Aufgabenstellung - Welcher Controller steht im ersten Beitrag des Forumsthreads zur WAGO 750-653 in der Liste der Komponenten?

Textauszug -
******
# WAGO 750-653 RS485 erste Schritte



## xenon185 (8 Januar 2015)

Hallo liebe Gemeinde,

ich bin relativer Neuling in SPS/CodeSys programmierung.
Ich habe ein kleines Projekt bei dem ich ein Telegramm über die 750-653 (RS485 4-Draht) Karte rausschicken soll.

Mir fehlt momentan der Ansatz wie ich das umsetzen kann. Die Funktionsweise der RS485 Schnittstelle ist mehr relativ klar. Zu Testzwecken habe ich ein RS485 seriell-Wandler der an einem PC angeschlossen ist um mit das gesendete Telegramm darzustellen (Putty).

Ich habe mir die Bibliothek: serial_interface_01.lib heruntergeladen.

Bis hierhin alles ok.
1. Die Digitalen Eingänge kann ich problemlos einlesen. -- passt
2. Wenn ich aus der Bibliothek (serial_interface_01.lib) den Funktionsblock SEND_DATA auswähle und den Baustein benenne kommen schon mal die Fehlermeldungen
VAR
 TEST:SERIAL_INTERFACE.SEND_DATA;
END_VAR
4024, 3782 -- ???

Ich hoffe ihr habe ein bisschen Geduld um mir weiter zu helfen, vielen Dank



Komponenten:
750-881 Kontroller
750-653 RS485-Schnittstelle
Digitale Eingangskarte


----------



## rocKay (14 Januar 2015)

Hallo Xenon,

schau dir mal den Wago Anwendungshinweis zur serial_interface_01.lib an.

Hier zum Download:
http://www.wago.de/suche/index.jsp?...&lang=de-de&q=A110901#appnotedetailsa110901de

Gruß rocKay


----------



## xenon185 (22 Januar 2015)

Ich habe die Applicnotes von Wago angesehen und eine Kommunikation über das Modul herstellen können.

Hinweis: Als erstes sollte man die Anwendungshinweise von Wago zum laufen bekommen und erst dann die Module in einem eigenem Programm einsetzen


----------



## PaladurSPS (24 Januar 2015)

Hallo,

das würde für mich dann bedeuten, dass ich mir eine Zweite Teststeuerung aufbauen muss um alles zum laufen zu bekommen. 

klick

So richtig einen Sinn macht es ja nicht :shock:


----------
******
Dargestellte Daten -
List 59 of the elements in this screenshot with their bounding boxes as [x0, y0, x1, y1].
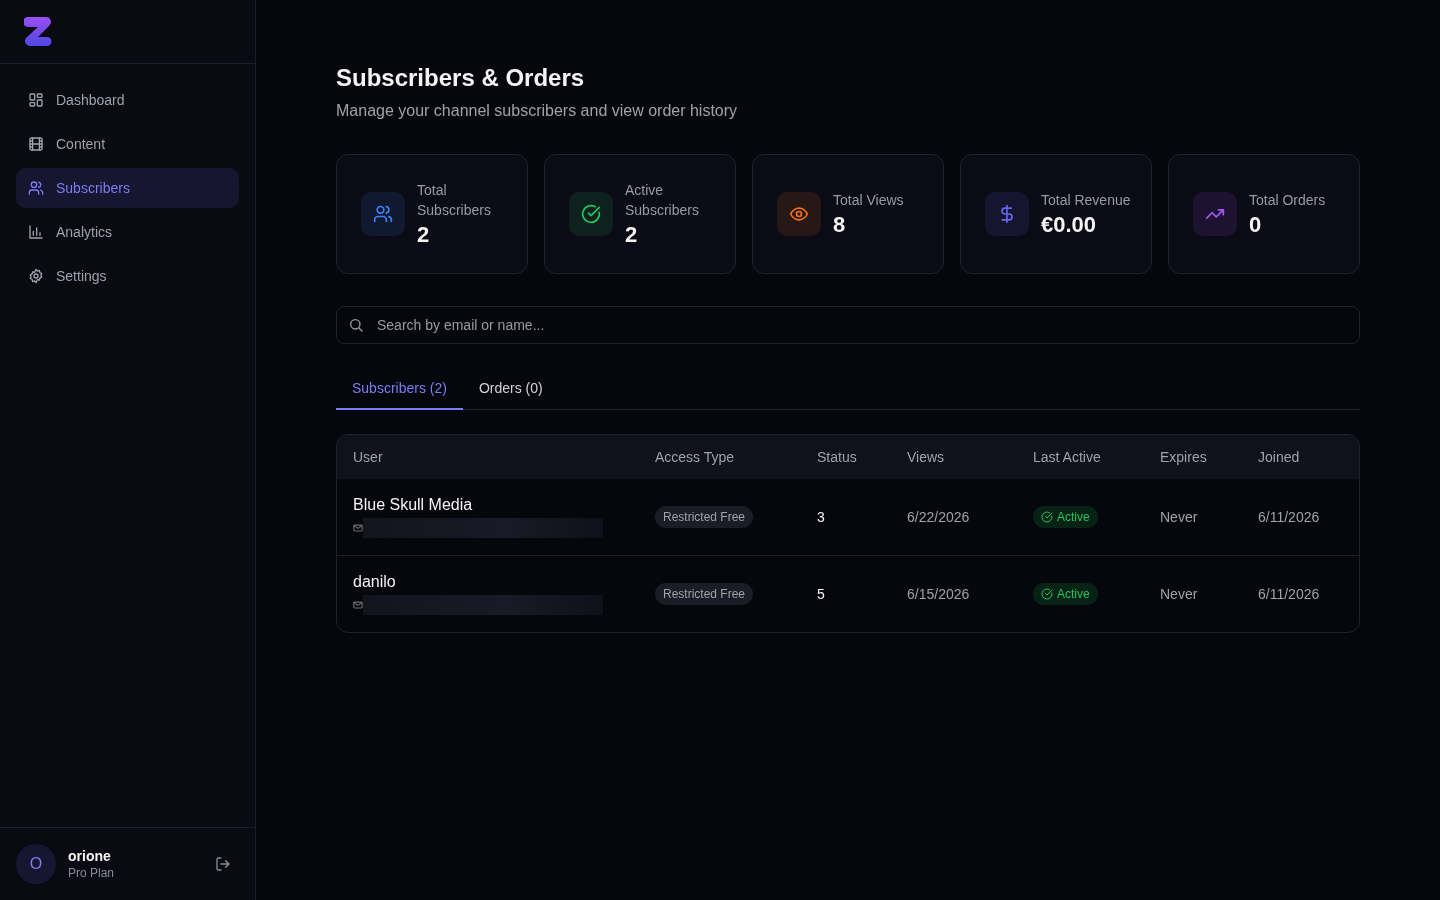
******
Lösung - Der 750-881 Kontroller.